_Figure data in JSON_
>> BEGIN

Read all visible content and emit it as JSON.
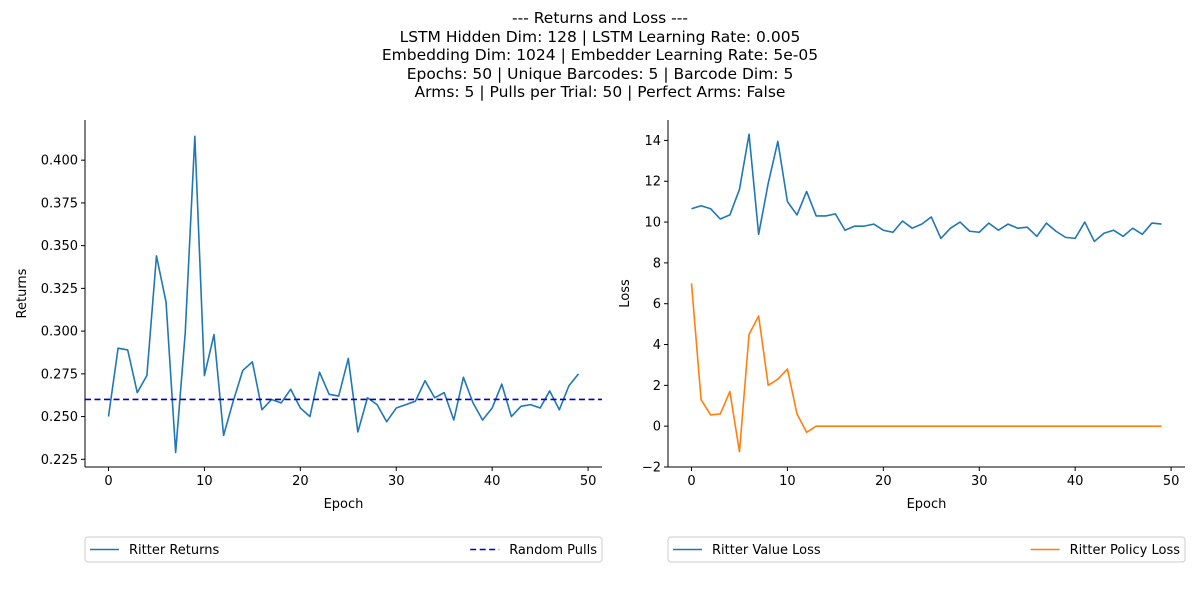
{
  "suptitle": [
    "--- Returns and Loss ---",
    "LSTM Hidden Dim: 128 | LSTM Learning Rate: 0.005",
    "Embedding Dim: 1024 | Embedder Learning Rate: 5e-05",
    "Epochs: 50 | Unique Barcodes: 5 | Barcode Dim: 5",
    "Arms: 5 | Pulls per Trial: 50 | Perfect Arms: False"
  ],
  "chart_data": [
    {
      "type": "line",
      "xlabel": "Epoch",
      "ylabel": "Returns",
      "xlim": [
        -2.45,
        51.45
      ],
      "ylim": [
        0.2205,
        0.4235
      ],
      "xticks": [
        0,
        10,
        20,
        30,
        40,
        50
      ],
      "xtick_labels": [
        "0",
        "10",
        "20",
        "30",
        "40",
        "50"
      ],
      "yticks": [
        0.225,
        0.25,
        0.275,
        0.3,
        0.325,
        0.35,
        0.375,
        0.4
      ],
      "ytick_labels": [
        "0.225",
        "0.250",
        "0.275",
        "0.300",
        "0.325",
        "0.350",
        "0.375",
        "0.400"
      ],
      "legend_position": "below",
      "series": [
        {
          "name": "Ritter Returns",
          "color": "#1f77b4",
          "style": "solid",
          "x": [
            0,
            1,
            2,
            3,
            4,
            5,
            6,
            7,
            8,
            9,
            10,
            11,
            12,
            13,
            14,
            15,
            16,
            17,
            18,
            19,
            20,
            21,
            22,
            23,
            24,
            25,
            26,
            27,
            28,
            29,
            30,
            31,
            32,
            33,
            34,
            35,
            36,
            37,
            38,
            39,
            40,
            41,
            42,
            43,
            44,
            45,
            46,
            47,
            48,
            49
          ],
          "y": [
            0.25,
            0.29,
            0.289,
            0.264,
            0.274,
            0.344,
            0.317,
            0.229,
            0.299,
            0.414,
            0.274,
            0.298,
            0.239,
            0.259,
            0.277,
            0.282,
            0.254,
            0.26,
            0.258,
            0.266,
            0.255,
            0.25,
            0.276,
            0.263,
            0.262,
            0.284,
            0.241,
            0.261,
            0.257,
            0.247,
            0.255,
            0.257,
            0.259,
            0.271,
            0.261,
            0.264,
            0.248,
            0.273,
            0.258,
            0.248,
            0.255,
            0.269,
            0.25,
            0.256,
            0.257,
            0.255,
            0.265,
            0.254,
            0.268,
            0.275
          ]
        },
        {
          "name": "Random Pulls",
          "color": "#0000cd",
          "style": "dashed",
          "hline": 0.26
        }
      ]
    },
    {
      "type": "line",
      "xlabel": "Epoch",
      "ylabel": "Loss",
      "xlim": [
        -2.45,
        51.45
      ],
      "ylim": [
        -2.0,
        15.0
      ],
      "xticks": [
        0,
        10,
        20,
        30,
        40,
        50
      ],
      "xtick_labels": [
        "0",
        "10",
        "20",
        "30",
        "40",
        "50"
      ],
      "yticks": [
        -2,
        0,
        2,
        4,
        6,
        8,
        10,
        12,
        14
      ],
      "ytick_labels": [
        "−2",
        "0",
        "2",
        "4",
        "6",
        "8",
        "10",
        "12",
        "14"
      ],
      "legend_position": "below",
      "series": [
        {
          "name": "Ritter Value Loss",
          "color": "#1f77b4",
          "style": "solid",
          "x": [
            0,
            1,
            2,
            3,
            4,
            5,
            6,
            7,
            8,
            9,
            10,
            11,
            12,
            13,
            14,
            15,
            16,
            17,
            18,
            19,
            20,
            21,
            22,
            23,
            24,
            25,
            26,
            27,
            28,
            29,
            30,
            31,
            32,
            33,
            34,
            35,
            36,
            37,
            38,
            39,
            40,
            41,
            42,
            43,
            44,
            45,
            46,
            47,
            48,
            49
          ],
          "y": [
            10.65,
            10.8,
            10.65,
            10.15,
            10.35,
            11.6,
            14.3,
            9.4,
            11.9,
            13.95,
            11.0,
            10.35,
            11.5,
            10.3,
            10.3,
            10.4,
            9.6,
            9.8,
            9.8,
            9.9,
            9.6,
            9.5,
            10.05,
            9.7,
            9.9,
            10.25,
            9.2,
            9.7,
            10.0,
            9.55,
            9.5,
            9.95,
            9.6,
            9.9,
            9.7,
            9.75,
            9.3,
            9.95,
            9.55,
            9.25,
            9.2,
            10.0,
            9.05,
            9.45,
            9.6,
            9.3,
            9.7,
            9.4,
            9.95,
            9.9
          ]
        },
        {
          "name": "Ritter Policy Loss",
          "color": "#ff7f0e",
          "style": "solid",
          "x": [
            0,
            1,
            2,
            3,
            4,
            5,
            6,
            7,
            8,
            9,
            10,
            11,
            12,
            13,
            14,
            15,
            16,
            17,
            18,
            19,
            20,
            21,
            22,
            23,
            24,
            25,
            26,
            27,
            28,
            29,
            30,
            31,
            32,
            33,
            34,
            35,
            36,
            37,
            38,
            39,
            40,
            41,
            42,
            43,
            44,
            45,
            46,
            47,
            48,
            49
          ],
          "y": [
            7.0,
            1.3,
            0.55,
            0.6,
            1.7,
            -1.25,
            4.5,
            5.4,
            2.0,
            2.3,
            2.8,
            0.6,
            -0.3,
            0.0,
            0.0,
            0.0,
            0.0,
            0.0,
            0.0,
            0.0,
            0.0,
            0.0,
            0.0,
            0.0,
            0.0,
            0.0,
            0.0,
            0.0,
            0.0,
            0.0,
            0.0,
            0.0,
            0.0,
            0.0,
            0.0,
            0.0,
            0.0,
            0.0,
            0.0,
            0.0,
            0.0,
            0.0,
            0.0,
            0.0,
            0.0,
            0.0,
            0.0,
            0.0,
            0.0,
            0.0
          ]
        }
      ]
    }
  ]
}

>> END

_Task to complete_
Omitting all images, retype each line of the records precisely.

_Solution to this exercise_
Read all visible content and emit it as JSON.
{
  "suptitle": [
    "--- Returns and Loss ---",
    "LSTM Hidden Dim: 128 | LSTM Learning Rate: 0.005",
    "Embedding Dim: 1024 | Embedder Learning Rate: 5e-05",
    "Epochs: 50 | Unique Barcodes: 5 | Barcode Dim: 5",
    "Arms: 5 | Pulls per Trial: 50 | Perfect Arms: False"
  ],
  "chart_data": [
    {
      "type": "line",
      "xlabel": "Epoch",
      "ylabel": "Returns",
      "xlim": [
        -2.45,
        51.45
      ],
      "ylim": [
        0.2205,
        0.4235
      ],
      "xticks": [
        0,
        10,
        20,
        30,
        40,
        50
      ],
      "xtick_labels": [
        "0",
        "10",
        "20",
        "30",
        "40",
        "50"
      ],
      "yticks": [
        0.225,
        0.25,
        0.275,
        0.3,
        0.325,
        0.35,
        0.375,
        0.4
      ],
      "ytick_labels": [
        "0.225",
        "0.250",
        "0.275",
        "0.300",
        "0.325",
        "0.350",
        "0.375",
        "0.400"
      ],
      "legend_position": "below",
      "series": [
        {
          "name": "Ritter Returns",
          "color": "#1f77b4",
          "style": "solid",
          "x": [
            0,
            1,
            2,
            3,
            4,
            5,
            6,
            7,
            8,
            9,
            10,
            11,
            12,
            13,
            14,
            15,
            16,
            17,
            18,
            19,
            20,
            21,
            22,
            23,
            24,
            25,
            26,
            27,
            28,
            29,
            30,
            31,
            32,
            33,
            34,
            35,
            36,
            37,
            38,
            39,
            40,
            41,
            42,
            43,
            44,
            45,
            46,
            47,
            48,
            49
          ],
          "y": [
            0.25,
            0.29,
            0.289,
            0.264,
            0.274,
            0.344,
            0.317,
            0.229,
            0.299,
            0.414,
            0.274,
            0.298,
            0.239,
            0.259,
            0.277,
            0.282,
            0.254,
            0.26,
            0.258,
            0.266,
            0.255,
            0.25,
            0.276,
            0.263,
            0.262,
            0.284,
            0.241,
            0.261,
            0.257,
            0.247,
            0.255,
            0.257,
            0.259,
            0.271,
            0.261,
            0.264,
            0.248,
            0.273,
            0.258,
            0.248,
            0.255,
            0.269,
            0.25,
            0.256,
            0.257,
            0.255,
            0.265,
            0.254,
            0.268,
            0.275
          ]
        },
        {
          "name": "Random Pulls",
          "color": "#0000cd",
          "style": "dashed",
          "hline": 0.26
        }
      ]
    },
    {
      "type": "line",
      "xlabel": "Epoch",
      "ylabel": "Loss",
      "xlim": [
        -2.45,
        51.45
      ],
      "ylim": [
        -2.0,
        15.0
      ],
      "xticks": [
        0,
        10,
        20,
        30,
        40,
        50
      ],
      "xtick_labels": [
        "0",
        "10",
        "20",
        "30",
        "40",
        "50"
      ],
      "yticks": [
        -2,
        0,
        2,
        4,
        6,
        8,
        10,
        12,
        14
      ],
      "ytick_labels": [
        "−2",
        "0",
        "2",
        "4",
        "6",
        "8",
        "10",
        "12",
        "14"
      ],
      "legend_position": "below",
      "series": [
        {
          "name": "Ritter Value Loss",
          "color": "#1f77b4",
          "style": "solid",
          "x": [
            0,
            1,
            2,
            3,
            4,
            5,
            6,
            7,
            8,
            9,
            10,
            11,
            12,
            13,
            14,
            15,
            16,
            17,
            18,
            19,
            20,
            21,
            22,
            23,
            24,
            25,
            26,
            27,
            28,
            29,
            30,
            31,
            32,
            33,
            34,
            35,
            36,
            37,
            38,
            39,
            40,
            41,
            42,
            43,
            44,
            45,
            46,
            47,
            48,
            49
          ],
          "y": [
            10.65,
            10.8,
            10.65,
            10.15,
            10.35,
            11.6,
            14.3,
            9.4,
            11.9,
            13.95,
            11.0,
            10.35,
            11.5,
            10.3,
            10.3,
            10.4,
            9.6,
            9.8,
            9.8,
            9.9,
            9.6,
            9.5,
            10.05,
            9.7,
            9.9,
            10.25,
            9.2,
            9.7,
            10.0,
            9.55,
            9.5,
            9.95,
            9.6,
            9.9,
            9.7,
            9.75,
            9.3,
            9.95,
            9.55,
            9.25,
            9.2,
            10.0,
            9.05,
            9.45,
            9.6,
            9.3,
            9.7,
            9.4,
            9.95,
            9.9
          ]
        },
        {
          "name": "Ritter Policy Loss",
          "color": "#ff7f0e",
          "style": "solid",
          "x": [
            0,
            1,
            2,
            3,
            4,
            5,
            6,
            7,
            8,
            9,
            10,
            11,
            12,
            13,
            14,
            15,
            16,
            17,
            18,
            19,
            20,
            21,
            22,
            23,
            24,
            25,
            26,
            27,
            28,
            29,
            30,
            31,
            32,
            33,
            34,
            35,
            36,
            37,
            38,
            39,
            40,
            41,
            42,
            43,
            44,
            45,
            46,
            47,
            48,
            49
          ],
          "y": [
            7.0,
            1.3,
            0.55,
            0.6,
            1.7,
            -1.25,
            4.5,
            5.4,
            2.0,
            2.3,
            2.8,
            0.6,
            -0.3,
            0.0,
            0.0,
            0.0,
            0.0,
            0.0,
            0.0,
            0.0,
            0.0,
            0.0,
            0.0,
            0.0,
            0.0,
            0.0,
            0.0,
            0.0,
            0.0,
            0.0,
            0.0,
            0.0,
            0.0,
            0.0,
            0.0,
            0.0,
            0.0,
            0.0,
            0.0,
            0.0,
            0.0,
            0.0,
            0.0,
            0.0,
            0.0,
            0.0,
            0.0,
            0.0,
            0.0,
            0.0
          ]
        }
      ]
    }
  ]
}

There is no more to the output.